# START OF Data supplied
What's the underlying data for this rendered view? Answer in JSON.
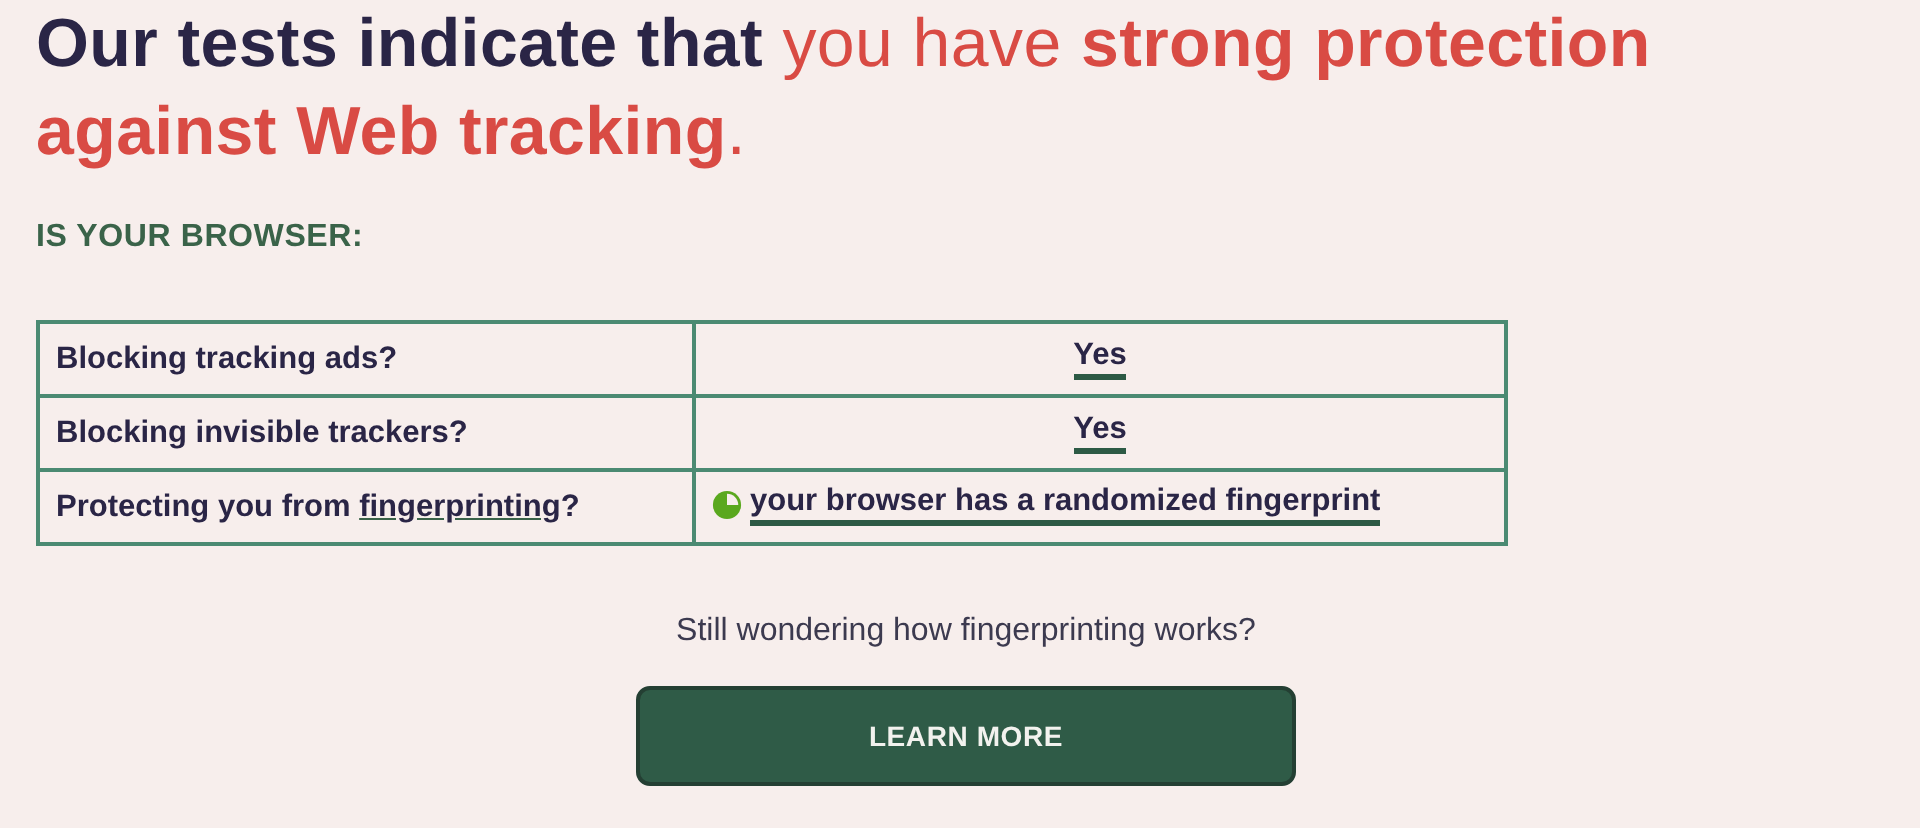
{
  "heading": {
    "lead": "Our tests indicate that",
    "result": "you have **strong protection against Web tracking**."
  },
  "subheading": "IS YOUR BROWSER:",
  "results": [
    {
      "question": "Blocking tracking ads?",
      "answer": "Yes",
      "kind": "plain"
    },
    {
      "question": "Blocking invisible trackers?",
      "answer": "Yes",
      "kind": "plain"
    },
    {
      "question": "Protecting you from",
      "link": "fingerprinting",
      "question_end": "?",
      "answer": "your browser has a randomized fingerprint",
      "kind": "status",
      "color": "#5aa81e"
    }
  ],
  "prompt": "Still wondering how fingerprinting works?",
  "button": "LEARN MORE"
}
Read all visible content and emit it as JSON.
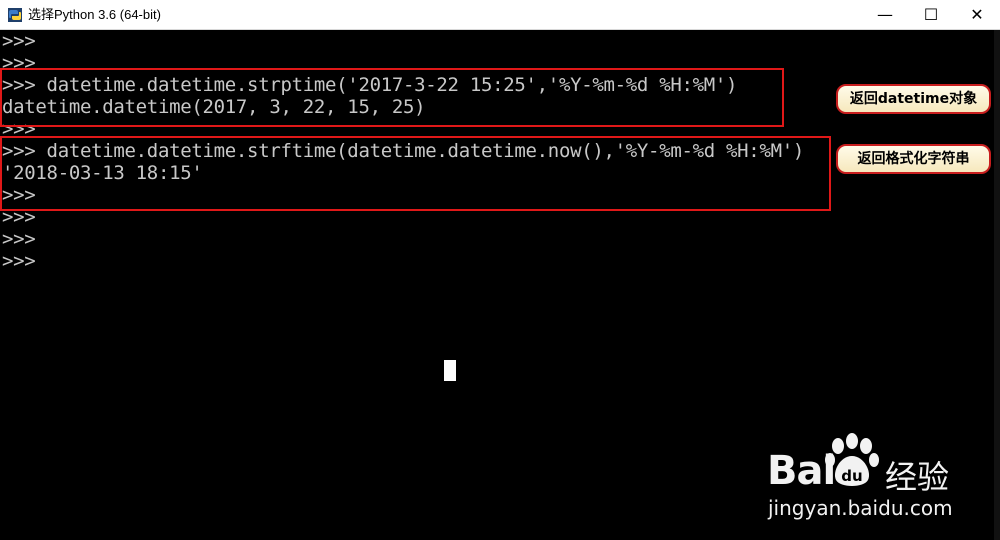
# END OF Data supplied
Reproduce the data verbatim. Do not carry any picture into the copy.

What's the underlying data for this rendered view? Answer in JSON.
{
  "heading": {
    "lead": "Our tests indicate that",
    "result": "you have **strong protection against Web tracking**."
  },
  "subheading": "IS YOUR BROWSER:",
  "results": [
    {
      "question": "Blocking tracking ads?",
      "answer": "Yes",
      "kind": "plain"
    },
    {
      "question": "Blocking invisible trackers?",
      "answer": "Yes",
      "kind": "plain"
    },
    {
      "question": "Protecting you from",
      "link": "fingerprinting",
      "question_end": "?",
      "answer": "your browser has a randomized fingerprint",
      "kind": "status",
      "color": "#5aa81e"
    }
  ],
  "prompt": "Still wondering how fingerprinting works?",
  "button": "LEARN MORE"
}
Read all visible content and emit it as JSON.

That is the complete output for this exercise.